PROBLEM:
Report how many lines contain "content", with no other words.

(Saved entries)
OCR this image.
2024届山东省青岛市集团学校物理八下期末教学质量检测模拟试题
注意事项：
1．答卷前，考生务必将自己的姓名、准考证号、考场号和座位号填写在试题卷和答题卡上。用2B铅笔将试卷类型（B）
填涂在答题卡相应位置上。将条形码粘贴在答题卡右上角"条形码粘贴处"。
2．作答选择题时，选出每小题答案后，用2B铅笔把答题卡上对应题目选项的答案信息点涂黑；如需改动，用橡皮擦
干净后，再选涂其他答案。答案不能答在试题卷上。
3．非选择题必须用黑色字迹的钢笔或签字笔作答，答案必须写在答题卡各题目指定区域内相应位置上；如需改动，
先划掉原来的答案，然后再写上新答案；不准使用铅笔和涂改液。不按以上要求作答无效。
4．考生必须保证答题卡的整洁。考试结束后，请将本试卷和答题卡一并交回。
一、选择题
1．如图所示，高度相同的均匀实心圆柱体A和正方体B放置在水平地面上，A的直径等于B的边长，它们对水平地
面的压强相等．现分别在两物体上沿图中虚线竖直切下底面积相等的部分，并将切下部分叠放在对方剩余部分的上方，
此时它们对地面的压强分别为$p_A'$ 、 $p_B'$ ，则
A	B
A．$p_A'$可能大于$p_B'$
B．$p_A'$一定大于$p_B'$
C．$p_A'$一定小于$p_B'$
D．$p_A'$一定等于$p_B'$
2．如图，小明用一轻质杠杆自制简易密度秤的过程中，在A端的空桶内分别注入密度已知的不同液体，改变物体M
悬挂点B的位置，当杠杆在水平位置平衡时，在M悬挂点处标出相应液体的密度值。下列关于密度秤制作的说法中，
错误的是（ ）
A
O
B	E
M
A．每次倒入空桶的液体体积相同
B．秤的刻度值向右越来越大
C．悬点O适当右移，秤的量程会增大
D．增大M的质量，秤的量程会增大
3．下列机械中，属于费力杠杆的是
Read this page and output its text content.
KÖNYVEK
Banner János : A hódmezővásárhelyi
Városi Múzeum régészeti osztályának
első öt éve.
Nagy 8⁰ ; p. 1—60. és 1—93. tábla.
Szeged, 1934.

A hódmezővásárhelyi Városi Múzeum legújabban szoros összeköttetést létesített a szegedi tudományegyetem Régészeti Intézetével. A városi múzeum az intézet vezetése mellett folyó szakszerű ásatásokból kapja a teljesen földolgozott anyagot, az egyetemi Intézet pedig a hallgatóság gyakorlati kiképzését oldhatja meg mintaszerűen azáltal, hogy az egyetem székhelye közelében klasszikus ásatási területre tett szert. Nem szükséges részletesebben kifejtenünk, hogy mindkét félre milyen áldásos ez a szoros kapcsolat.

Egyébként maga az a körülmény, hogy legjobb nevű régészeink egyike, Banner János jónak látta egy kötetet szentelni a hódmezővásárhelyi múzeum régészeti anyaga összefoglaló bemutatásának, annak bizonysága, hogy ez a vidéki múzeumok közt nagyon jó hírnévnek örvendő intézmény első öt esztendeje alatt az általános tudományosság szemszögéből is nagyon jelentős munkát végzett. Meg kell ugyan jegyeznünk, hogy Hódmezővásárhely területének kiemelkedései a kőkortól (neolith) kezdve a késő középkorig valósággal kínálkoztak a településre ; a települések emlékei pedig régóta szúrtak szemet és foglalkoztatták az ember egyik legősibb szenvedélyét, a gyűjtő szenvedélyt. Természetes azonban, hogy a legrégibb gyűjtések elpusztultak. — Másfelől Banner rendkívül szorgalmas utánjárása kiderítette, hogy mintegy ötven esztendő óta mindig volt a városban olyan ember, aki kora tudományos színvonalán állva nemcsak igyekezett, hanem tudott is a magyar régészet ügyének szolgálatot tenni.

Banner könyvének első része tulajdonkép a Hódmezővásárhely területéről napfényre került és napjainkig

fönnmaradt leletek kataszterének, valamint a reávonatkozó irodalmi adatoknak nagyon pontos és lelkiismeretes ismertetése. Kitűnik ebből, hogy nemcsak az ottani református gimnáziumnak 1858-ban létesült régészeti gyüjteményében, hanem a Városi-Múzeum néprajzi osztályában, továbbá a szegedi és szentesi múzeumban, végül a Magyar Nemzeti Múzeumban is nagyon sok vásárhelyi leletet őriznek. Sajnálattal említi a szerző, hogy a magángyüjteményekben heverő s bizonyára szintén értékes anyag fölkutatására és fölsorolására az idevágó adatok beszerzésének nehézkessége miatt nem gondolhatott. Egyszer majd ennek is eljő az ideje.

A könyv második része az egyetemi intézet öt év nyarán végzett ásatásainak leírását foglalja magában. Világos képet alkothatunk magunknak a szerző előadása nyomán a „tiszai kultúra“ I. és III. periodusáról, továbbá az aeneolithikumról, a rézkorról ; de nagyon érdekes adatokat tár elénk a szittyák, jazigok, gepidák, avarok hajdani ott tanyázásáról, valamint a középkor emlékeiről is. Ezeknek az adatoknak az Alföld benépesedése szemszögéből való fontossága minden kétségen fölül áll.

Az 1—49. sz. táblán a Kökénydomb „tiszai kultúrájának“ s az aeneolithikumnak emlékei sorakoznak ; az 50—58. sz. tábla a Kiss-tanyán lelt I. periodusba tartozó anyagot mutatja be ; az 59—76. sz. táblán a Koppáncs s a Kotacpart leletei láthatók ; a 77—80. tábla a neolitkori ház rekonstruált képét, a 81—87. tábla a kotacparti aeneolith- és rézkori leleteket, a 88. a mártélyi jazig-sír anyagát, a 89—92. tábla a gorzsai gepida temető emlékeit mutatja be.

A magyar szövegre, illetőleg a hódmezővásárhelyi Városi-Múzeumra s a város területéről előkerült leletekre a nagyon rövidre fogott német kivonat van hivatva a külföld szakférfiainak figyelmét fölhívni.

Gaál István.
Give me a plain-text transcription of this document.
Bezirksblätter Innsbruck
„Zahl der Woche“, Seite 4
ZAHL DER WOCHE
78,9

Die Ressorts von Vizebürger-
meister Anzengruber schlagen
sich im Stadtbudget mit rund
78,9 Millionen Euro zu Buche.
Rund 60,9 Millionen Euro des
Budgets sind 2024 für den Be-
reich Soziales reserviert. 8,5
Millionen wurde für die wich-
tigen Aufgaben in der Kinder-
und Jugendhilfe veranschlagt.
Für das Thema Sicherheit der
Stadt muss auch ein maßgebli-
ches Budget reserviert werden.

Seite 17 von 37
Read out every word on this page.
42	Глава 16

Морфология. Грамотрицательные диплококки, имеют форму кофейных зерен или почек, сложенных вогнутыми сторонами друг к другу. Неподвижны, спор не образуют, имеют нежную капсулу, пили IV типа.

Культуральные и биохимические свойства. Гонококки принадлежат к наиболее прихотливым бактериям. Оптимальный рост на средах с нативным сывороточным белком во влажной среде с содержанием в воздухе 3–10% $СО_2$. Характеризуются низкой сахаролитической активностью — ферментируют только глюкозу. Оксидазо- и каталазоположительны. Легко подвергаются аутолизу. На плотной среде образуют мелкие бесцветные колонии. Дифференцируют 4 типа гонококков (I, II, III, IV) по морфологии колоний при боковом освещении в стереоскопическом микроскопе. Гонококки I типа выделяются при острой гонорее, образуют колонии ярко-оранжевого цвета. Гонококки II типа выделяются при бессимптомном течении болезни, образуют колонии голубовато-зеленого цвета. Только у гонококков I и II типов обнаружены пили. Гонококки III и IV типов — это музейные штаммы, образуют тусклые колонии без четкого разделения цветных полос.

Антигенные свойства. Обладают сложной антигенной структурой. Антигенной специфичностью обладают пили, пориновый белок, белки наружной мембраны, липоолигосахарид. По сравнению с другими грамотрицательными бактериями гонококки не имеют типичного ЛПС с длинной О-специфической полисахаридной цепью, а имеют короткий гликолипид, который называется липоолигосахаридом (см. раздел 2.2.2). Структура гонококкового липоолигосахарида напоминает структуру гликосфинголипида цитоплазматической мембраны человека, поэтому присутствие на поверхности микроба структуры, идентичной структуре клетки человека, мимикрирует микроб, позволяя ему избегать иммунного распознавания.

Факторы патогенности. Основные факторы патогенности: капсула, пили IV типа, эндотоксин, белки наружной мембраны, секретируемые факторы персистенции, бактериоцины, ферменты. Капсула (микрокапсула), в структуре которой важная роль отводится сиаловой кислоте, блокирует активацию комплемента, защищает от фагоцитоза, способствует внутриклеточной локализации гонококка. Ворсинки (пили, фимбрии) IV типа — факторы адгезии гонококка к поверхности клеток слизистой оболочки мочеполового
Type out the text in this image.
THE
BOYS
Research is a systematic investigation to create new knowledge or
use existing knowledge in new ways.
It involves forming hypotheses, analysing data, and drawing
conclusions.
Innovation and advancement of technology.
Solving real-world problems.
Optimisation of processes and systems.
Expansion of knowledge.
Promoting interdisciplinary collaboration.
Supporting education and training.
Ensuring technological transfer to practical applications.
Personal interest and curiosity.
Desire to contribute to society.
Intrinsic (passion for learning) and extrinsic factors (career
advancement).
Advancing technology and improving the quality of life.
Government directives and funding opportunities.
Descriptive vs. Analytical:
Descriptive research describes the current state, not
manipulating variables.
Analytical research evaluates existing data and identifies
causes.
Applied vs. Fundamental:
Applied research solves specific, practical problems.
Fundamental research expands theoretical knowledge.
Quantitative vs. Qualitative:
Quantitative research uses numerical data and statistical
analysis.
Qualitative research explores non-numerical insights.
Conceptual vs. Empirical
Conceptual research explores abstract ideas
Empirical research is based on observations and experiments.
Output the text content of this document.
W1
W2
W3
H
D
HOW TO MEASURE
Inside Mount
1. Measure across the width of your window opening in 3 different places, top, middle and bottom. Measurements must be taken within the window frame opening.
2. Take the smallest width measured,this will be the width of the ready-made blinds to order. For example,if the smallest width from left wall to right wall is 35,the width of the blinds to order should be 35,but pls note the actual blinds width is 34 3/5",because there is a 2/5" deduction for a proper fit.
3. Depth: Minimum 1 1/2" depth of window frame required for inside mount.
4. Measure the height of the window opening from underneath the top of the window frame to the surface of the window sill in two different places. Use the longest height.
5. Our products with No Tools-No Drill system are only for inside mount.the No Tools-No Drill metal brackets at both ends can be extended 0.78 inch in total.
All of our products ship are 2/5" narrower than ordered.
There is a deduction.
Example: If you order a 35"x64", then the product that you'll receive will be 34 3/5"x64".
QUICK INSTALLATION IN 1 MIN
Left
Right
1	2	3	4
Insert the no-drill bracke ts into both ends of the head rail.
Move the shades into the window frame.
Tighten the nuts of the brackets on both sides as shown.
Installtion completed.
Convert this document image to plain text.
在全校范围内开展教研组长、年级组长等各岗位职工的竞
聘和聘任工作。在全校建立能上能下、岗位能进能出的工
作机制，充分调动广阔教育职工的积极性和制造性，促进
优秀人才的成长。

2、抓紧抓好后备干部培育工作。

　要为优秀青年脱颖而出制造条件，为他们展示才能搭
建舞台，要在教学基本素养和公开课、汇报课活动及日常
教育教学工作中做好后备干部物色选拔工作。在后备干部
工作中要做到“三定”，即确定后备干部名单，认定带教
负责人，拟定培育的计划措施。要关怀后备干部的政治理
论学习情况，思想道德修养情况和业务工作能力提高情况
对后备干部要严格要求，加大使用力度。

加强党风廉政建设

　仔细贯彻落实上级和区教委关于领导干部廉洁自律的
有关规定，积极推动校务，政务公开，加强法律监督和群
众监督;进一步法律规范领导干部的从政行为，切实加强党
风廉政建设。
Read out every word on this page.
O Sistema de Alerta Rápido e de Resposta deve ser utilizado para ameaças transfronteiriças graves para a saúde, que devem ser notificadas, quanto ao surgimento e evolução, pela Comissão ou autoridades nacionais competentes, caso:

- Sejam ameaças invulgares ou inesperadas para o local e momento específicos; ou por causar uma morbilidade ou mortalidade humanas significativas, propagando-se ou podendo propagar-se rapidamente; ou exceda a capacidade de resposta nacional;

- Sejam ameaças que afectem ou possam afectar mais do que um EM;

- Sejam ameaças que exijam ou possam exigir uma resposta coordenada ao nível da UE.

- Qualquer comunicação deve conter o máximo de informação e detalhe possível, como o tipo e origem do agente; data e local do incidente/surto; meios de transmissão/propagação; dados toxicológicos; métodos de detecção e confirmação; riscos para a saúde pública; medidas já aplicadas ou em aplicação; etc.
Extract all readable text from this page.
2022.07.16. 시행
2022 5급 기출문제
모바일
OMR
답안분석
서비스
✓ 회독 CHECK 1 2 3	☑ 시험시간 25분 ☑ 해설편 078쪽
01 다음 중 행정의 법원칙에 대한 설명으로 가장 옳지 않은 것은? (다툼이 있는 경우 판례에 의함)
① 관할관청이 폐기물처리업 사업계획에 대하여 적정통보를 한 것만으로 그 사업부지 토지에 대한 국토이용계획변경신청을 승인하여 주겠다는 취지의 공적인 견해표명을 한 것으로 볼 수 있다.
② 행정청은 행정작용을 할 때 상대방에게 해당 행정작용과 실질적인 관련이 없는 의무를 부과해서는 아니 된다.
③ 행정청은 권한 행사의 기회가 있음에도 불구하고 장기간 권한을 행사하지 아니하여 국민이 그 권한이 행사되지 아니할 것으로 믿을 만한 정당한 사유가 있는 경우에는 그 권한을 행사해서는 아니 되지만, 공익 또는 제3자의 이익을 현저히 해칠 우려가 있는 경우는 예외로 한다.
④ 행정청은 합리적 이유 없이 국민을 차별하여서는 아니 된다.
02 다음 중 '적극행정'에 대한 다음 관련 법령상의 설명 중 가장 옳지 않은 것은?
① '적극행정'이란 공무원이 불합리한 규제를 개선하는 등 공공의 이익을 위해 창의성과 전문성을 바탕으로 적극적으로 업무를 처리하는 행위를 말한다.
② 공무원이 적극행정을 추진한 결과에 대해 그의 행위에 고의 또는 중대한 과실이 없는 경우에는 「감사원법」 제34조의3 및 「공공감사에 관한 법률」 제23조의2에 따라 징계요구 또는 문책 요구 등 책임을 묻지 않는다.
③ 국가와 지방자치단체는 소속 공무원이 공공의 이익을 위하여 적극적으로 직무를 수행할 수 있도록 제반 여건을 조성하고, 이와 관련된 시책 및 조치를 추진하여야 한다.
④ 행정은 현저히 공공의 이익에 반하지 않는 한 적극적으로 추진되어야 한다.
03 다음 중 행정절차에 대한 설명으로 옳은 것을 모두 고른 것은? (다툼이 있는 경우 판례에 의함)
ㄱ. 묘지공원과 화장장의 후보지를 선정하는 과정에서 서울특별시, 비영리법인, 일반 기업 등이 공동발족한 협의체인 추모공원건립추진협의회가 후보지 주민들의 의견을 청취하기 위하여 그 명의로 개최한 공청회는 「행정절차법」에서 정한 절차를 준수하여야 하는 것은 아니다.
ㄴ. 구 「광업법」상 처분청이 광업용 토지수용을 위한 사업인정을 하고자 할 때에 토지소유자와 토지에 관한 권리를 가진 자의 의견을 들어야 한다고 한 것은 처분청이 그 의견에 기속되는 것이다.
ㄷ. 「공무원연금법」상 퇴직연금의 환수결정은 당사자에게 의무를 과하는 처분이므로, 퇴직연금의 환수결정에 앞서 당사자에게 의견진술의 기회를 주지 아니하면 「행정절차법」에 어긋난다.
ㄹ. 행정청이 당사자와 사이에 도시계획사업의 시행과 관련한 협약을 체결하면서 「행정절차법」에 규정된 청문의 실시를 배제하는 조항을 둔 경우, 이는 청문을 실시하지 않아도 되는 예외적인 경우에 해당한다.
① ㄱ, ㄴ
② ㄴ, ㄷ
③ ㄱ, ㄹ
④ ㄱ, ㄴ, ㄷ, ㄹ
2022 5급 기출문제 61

SOLVED EXERCISE:
2